WHAT IS REQUIRED: All of the data that follows should be retyped exactly, please, except the pictures.

Data records:

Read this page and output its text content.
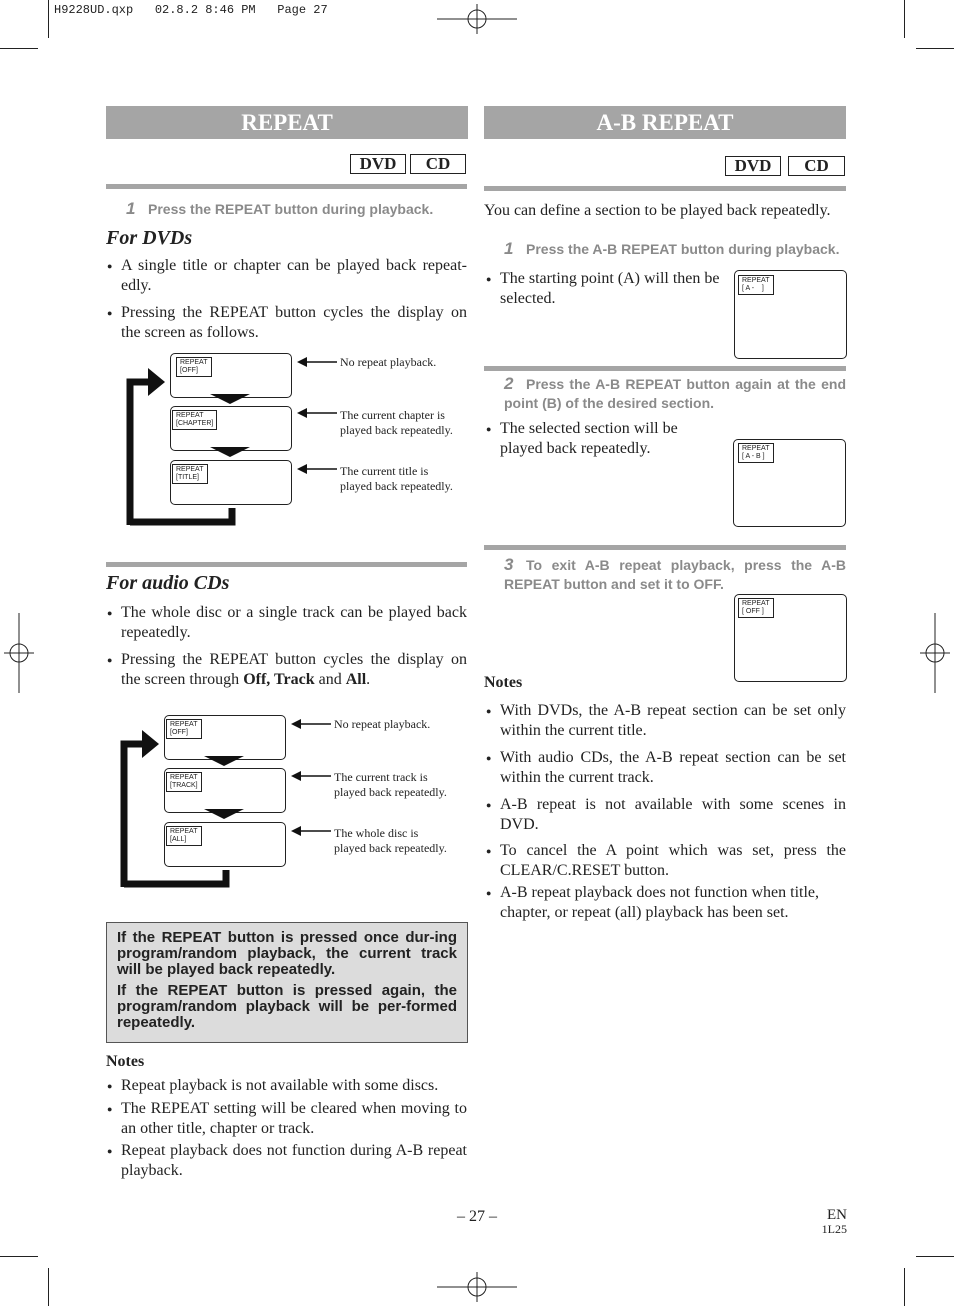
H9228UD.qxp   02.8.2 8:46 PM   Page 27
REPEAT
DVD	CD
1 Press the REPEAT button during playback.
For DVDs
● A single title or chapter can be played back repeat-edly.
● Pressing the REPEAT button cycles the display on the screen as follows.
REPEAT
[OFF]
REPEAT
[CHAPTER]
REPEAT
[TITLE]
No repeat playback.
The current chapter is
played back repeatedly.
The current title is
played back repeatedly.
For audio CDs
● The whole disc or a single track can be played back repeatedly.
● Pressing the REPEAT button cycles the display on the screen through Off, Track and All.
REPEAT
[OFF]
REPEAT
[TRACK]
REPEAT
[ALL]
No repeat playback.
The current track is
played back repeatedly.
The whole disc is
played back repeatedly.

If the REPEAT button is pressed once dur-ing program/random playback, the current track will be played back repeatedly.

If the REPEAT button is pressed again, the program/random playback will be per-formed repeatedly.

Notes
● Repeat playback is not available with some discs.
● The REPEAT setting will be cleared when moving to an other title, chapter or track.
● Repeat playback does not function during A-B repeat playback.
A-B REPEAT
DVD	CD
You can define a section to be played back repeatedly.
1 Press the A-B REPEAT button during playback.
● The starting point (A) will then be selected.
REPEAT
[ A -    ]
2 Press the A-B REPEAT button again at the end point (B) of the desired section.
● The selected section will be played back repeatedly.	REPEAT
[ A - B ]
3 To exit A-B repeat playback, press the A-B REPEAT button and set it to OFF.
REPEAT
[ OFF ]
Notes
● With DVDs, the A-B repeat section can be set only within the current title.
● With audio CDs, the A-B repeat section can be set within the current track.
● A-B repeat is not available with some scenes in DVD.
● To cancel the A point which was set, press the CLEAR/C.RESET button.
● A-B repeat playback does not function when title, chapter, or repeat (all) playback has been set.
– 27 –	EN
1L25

EXERCISE ANSWER:
Read this page and output its text content.
H9228UD.qxp   02.8.2 8:46 PM   Page 27
REPEAT
DVD	CD
1 Press the REPEAT button during playback.
For DVDs
● A single title or chapter can be played back repeat-edly.
● Pressing the REPEAT button cycles the display on the screen as follows.
REPEAT
[OFF]
REPEAT
[CHAPTER]
REPEAT
[TITLE]
No repeat playback.
The current chapter is
played back repeatedly.
The current title is
played back repeatedly.
For audio CDs
● The whole disc or a single track can be played back repeatedly.
● Pressing the REPEAT button cycles the display on the screen through Off, Track and All.
REPEAT
[OFF]
REPEAT
[TRACK]
REPEAT
[ALL]
No repeat playback.
The current track is
played back repeatedly.
The whole disc is
played back repeatedly.

If the REPEAT button is pressed once dur-ing program/random playback, the current track will be played back repeatedly.

If the REPEAT button is pressed again, the program/random playback will be per-formed repeatedly.

Notes
● Repeat playback is not available with some discs.
● The REPEAT setting will be cleared when moving to an other title, chapter or track.
● Repeat playback does not function during A-B repeat playback.
A-B REPEAT
DVD	CD
You can define a section to be played back repeatedly.
1 Press the A-B REPEAT button during playback.
● The starting point (A) will then be selected.
REPEAT
[ A -    ]
2 Press the A-B REPEAT button again at the end point (B) of the desired section.
● The selected section will be played back repeatedly.	REPEAT
[ A - B ]
3 To exit A-B repeat playback, press the A-B REPEAT button and set it to OFF.
REPEAT
[ OFF ]
Notes
● With DVDs, the A-B repeat section can be set only within the current title.
● With audio CDs, the A-B repeat section can be set within the current track.
● A-B repeat is not available with some scenes in DVD.
● To cancel the A point which was set, press the CLEAR/C.RESET button.
● A-B repeat playback does not function when title, chapter, or repeat (all) playback has been set.
– 27 –	EN
1L25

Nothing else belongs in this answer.